• _Exercise goal_
Every line of the material that follows must be printed again exactly.

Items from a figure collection
▶
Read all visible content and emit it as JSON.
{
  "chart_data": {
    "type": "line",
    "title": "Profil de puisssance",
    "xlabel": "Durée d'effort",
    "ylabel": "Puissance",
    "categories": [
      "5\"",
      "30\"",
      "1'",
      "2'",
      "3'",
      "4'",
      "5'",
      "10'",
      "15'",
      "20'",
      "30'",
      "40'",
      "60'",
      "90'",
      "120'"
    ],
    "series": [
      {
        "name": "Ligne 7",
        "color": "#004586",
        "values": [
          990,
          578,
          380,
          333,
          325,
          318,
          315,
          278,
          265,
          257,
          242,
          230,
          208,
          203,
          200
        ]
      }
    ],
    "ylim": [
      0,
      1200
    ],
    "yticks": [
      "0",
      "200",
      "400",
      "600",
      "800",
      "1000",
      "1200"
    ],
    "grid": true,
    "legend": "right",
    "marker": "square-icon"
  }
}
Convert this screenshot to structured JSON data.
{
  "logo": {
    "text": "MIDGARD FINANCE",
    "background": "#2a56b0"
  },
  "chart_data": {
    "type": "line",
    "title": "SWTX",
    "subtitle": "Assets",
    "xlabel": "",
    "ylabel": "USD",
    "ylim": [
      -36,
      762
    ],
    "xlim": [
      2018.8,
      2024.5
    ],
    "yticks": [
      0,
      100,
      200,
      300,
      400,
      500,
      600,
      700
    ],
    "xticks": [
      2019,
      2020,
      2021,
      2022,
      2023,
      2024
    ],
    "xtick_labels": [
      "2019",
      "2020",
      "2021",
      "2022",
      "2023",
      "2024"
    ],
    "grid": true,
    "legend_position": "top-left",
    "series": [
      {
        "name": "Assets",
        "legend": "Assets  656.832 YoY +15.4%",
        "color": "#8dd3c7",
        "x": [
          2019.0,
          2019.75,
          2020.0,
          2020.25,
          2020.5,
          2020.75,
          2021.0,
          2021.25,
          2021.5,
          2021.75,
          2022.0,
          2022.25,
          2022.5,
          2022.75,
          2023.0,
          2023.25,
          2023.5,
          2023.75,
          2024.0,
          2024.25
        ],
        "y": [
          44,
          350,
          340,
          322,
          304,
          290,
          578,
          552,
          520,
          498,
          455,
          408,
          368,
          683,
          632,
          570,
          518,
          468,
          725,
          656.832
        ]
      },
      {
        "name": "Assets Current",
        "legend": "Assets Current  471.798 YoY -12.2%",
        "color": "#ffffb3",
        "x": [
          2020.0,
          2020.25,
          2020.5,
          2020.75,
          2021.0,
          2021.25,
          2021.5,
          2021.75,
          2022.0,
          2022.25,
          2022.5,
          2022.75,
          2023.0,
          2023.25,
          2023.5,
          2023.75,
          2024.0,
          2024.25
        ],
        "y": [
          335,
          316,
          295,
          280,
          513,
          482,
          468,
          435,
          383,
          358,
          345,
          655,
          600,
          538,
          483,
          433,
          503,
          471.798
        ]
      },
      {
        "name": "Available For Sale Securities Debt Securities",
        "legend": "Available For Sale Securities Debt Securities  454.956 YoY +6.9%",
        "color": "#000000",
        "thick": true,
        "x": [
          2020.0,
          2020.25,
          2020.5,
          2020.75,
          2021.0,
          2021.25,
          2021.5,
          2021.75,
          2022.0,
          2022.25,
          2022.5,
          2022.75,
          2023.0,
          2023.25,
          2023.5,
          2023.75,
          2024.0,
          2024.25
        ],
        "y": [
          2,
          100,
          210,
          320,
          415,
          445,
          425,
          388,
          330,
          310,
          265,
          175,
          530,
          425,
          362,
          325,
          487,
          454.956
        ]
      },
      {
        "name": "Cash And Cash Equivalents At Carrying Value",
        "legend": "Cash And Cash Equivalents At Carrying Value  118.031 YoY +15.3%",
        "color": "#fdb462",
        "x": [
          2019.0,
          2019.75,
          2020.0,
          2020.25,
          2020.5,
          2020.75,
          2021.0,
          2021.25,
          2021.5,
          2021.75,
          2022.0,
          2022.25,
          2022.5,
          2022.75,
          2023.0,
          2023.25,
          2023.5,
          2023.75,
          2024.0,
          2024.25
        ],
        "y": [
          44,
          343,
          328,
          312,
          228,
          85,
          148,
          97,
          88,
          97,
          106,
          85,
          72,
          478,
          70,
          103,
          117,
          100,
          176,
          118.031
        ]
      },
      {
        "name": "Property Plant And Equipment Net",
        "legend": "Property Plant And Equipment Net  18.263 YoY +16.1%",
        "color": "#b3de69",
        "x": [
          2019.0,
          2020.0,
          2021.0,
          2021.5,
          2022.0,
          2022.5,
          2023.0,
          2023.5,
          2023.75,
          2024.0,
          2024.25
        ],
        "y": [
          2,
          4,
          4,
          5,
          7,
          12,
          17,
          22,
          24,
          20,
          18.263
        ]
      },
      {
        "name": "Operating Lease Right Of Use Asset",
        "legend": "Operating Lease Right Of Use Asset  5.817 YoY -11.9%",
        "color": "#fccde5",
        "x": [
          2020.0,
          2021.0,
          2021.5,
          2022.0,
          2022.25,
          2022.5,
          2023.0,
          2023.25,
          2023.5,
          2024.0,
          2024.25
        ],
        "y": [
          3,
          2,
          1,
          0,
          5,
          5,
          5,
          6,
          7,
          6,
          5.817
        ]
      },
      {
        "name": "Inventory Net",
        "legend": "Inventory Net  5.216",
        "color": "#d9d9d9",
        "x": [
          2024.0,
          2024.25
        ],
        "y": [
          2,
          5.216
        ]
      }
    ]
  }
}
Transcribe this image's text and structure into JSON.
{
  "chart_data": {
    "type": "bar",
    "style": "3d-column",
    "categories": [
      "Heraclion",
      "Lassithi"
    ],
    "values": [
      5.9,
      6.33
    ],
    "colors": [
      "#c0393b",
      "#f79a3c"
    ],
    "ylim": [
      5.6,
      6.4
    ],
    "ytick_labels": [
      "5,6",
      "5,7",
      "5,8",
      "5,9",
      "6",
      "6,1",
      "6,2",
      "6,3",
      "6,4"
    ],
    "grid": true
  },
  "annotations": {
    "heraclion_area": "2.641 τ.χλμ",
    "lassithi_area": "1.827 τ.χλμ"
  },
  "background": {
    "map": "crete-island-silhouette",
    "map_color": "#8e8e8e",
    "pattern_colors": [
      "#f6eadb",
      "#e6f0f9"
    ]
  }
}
◀
• _Task result_
Read all visible content and emit it as JSON.
{
  "chart_data": {
    "type": "line",
    "title": "Profil de puisssance",
    "xlabel": "Durée d'effort",
    "ylabel": "Puissance",
    "categories": [
      "5\"",
      "30\"",
      "1'",
      "2'",
      "3'",
      "4'",
      "5'",
      "10'",
      "15'",
      "20'",
      "30'",
      "40'",
      "60'",
      "90'",
      "120'"
    ],
    "series": [
      {
        "name": "Ligne 7",
        "color": "#004586",
        "values": [
          990,
          578,
          380,
          333,
          325,
          318,
          315,
          278,
          265,
          257,
          242,
          230,
          208,
          203,
          200
        ]
      }
    ],
    "ylim": [
      0,
      1200
    ],
    "yticks": [
      "0",
      "200",
      "400",
      "600",
      "800",
      "1000",
      "1200"
    ],
    "grid": true,
    "legend": "right",
    "marker": "square-icon"
  }
}
Convert this screenshot to structured JSON data.
{
  "logo": {
    "text": "MIDGARD FINANCE",
    "background": "#2a56b0"
  },
  "chart_data": {
    "type": "line",
    "title": "SWTX",
    "subtitle": "Assets",
    "xlabel": "",
    "ylabel": "USD",
    "ylim": [
      -36,
      762
    ],
    "xlim": [
      2018.8,
      2024.5
    ],
    "yticks": [
      0,
      100,
      200,
      300,
      400,
      500,
      600,
      700
    ],
    "xticks": [
      2019,
      2020,
      2021,
      2022,
      2023,
      2024
    ],
    "xtick_labels": [
      "2019",
      "2020",
      "2021",
      "2022",
      "2023",
      "2024"
    ],
    "grid": true,
    "legend_position": "top-left",
    "series": [
      {
        "name": "Assets",
        "legend": "Assets  656.832 YoY +15.4%",
        "color": "#8dd3c7",
        "x": [
          2019.0,
          2019.75,
          2020.0,
          2020.25,
          2020.5,
          2020.75,
          2021.0,
          2021.25,
          2021.5,
          2021.75,
          2022.0,
          2022.25,
          2022.5,
          2022.75,
          2023.0,
          2023.25,
          2023.5,
          2023.75,
          2024.0,
          2024.25
        ],
        "y": [
          44,
          350,
          340,
          322,
          304,
          290,
          578,
          552,
          520,
          498,
          455,
          408,
          368,
          683,
          632,
          570,
          518,
          468,
          725,
          656.832
        ]
      },
      {
        "name": "Assets Current",
        "legend": "Assets Current  471.798 YoY -12.2%",
        "color": "#ffffb3",
        "x": [
          2020.0,
          2020.25,
          2020.5,
          2020.75,
          2021.0,
          2021.25,
          2021.5,
          2021.75,
          2022.0,
          2022.25,
          2022.5,
          2022.75,
          2023.0,
          2023.25,
          2023.5,
          2023.75,
          2024.0,
          2024.25
        ],
        "y": [
          335,
          316,
          295,
          280,
          513,
          482,
          468,
          435,
          383,
          358,
          345,
          655,
          600,
          538,
          483,
          433,
          503,
          471.798
        ]
      },
      {
        "name": "Available For Sale Securities Debt Securities",
        "legend": "Available For Sale Securities Debt Securities  454.956 YoY +6.9%",
        "color": "#000000",
        "thick": true,
        "x": [
          2020.0,
          2020.25,
          2020.5,
          2020.75,
          2021.0,
          2021.25,
          2021.5,
          2021.75,
          2022.0,
          2022.25,
          2022.5,
          2022.75,
          2023.0,
          2023.25,
          2023.5,
          2023.75,
          2024.0,
          2024.25
        ],
        "y": [
          2,
          100,
          210,
          320,
          415,
          445,
          425,
          388,
          330,
          310,
          265,
          175,
          530,
          425,
          362,
          325,
          487,
          454.956
        ]
      },
      {
        "name": "Cash And Cash Equivalents At Carrying Value",
        "legend": "Cash And Cash Equivalents At Carrying Value  118.031 YoY +15.3%",
        "color": "#fdb462",
        "x": [
          2019.0,
          2019.75,
          2020.0,
          2020.25,
          2020.5,
          2020.75,
          2021.0,
          2021.25,
          2021.5,
          2021.75,
          2022.0,
          2022.25,
          2022.5,
          2022.75,
          2023.0,
          2023.25,
          2023.5,
          2023.75,
          2024.0,
          2024.25
        ],
        "y": [
          44,
          343,
          328,
          312,
          228,
          85,
          148,
          97,
          88,
          97,
          106,
          85,
          72,
          478,
          70,
          103,
          117,
          100,
          176,
          118.031
        ]
      },
      {
        "name": "Property Plant And Equipment Net",
        "legend": "Property Plant And Equipment Net  18.263 YoY +16.1%",
        "color": "#b3de69",
        "x": [
          2019.0,
          2020.0,
          2021.0,
          2021.5,
          2022.0,
          2022.5,
          2023.0,
          2023.5,
          2023.75,
          2024.0,
          2024.25
        ],
        "y": [
          2,
          4,
          4,
          5,
          7,
          12,
          17,
          22,
          24,
          20,
          18.263
        ]
      },
      {
        "name": "Operating Lease Right Of Use Asset",
        "legend": "Operating Lease Right Of Use Asset  5.817 YoY -11.9%",
        "color": "#fccde5",
        "x": [
          2020.0,
          2021.0,
          2021.5,
          2022.0,
          2022.25,
          2022.5,
          2023.0,
          2023.25,
          2023.5,
          2024.0,
          2024.25
        ],
        "y": [
          3,
          2,
          1,
          0,
          5,
          5,
          5,
          6,
          7,
          6,
          5.817
        ]
      },
      {
        "name": "Inventory Net",
        "legend": "Inventory Net  5.216",
        "color": "#d9d9d9",
        "x": [
          2024.0,
          2024.25
        ],
        "y": [
          2,
          5.216
        ]
      }
    ]
  }
}
Transcribe this image's text and structure into JSON.
{
  "chart_data": {
    "type": "bar",
    "style": "3d-column",
    "categories": [
      "Heraclion",
      "Lassithi"
    ],
    "values": [
      5.9,
      6.33
    ],
    "colors": [
      "#c0393b",
      "#f79a3c"
    ],
    "ylim": [
      5.6,
      6.4
    ],
    "ytick_labels": [
      "5,6",
      "5,7",
      "5,8",
      "5,9",
      "6",
      "6,1",
      "6,2",
      "6,3",
      "6,4"
    ],
    "grid": true
  },
  "annotations": {
    "heraclion_area": "2.641 τ.χλμ",
    "lassithi_area": "1.827 τ.χλμ"
  },
  "background": {
    "map": "crete-island-silhouette",
    "map_color": "#8e8e8e",
    "pattern_colors": [
      "#f6eadb",
      "#e6f0f9"
    ]
  }
}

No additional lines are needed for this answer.